## The exercise:
Lines containing the word "情节较轻" are to be located and copied.

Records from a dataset
*-*-*
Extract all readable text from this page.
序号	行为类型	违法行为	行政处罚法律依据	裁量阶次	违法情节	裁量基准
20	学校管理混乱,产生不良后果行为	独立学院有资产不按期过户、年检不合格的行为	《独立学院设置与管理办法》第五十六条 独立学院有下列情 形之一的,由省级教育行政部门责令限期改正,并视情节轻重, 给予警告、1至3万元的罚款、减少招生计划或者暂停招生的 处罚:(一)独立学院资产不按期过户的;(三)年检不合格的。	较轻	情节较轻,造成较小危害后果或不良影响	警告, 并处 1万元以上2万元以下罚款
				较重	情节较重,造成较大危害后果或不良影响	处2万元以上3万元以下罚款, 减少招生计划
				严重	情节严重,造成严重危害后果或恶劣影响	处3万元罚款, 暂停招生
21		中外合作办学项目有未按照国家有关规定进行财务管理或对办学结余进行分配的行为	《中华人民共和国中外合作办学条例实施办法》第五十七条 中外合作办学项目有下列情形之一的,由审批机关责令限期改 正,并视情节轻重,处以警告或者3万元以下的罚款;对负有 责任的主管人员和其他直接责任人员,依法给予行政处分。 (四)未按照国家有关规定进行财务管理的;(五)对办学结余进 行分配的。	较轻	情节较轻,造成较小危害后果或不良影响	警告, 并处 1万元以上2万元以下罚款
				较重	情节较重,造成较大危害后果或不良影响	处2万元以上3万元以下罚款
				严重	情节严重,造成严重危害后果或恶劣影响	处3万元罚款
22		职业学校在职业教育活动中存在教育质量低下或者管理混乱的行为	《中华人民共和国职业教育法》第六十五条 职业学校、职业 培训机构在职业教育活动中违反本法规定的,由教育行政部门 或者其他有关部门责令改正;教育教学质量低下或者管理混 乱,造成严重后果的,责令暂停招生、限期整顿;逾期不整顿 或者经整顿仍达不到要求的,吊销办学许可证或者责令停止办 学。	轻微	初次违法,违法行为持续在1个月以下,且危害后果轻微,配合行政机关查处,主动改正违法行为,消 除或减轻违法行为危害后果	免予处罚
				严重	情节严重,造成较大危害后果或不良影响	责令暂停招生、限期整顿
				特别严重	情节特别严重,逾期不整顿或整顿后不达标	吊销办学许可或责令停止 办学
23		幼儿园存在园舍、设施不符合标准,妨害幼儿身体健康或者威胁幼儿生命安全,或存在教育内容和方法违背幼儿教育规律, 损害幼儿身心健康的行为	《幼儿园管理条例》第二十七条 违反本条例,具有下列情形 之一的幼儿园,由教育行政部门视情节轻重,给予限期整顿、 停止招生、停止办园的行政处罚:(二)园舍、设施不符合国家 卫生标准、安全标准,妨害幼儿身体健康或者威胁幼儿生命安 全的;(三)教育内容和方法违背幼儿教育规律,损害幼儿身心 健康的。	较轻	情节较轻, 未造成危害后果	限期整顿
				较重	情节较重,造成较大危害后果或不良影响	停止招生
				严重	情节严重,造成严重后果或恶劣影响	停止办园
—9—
*-*-*
## Result below:
20	学校管理混乱,产生不良后果行为	独立学院有资产不按期过户、年检不合格的行为	《独立学院设置与管理办法》第五十六条 独立学院有下列情 形之一的,由省级教育行政部门责令限期改正,并视情节轻重, 给予警告、1至3万元的罚款、减少招生计划或者暂停招生的 处罚:(一)独立学院资产不按期过户的;(三)年检不合格的。	较轻	情节较轻,造成较小危害后果或不良影响	警告, 并处 1万元以上2万元以下罚款
21		中外合作办学项目有未按照国家有关规定进行财务管理或对办学结余进行分配的行为	《中华人民共和国中外合作办学条例实施办法》第五十七条 中外合作办学项目有下列情形之一的,由审批机关责令限期改 正,并视情节轻重,处以警告或者3万元以下的罚款;对负有 责任的主管人员和其他直接责任人员,依法给予行政处分。 (四)未按照国家有关规定进行财务管理的;(五)对办学结余进 行分配的。	较轻	情节较轻,造成较小危害后果或不良影响	警告, 并处 1万元以上2万元以下罚款
23		幼儿园存在园舍、设施不符合标准,妨害幼儿身体健康或者威胁幼儿生命安全,或存在教育内容和方法违背幼儿教育规律, 损害幼儿身心健康的行为	《幼儿园管理条例》第二十七条 违反本条例,具有下列情形 之一的幼儿园,由教育行政部门视情节轻重,给予限期整顿、 停止招生、停止办园的行政处罚:(二)园舍、设施不符合国家 卫生标准、安全标准,妨害幼儿身体健康或者威胁幼儿生命安 全的;(三)教育内容和方法违背幼儿教育规律,损害幼儿身心 健康的。	较轻	情节较轻, 未造成危害后果	限期整顿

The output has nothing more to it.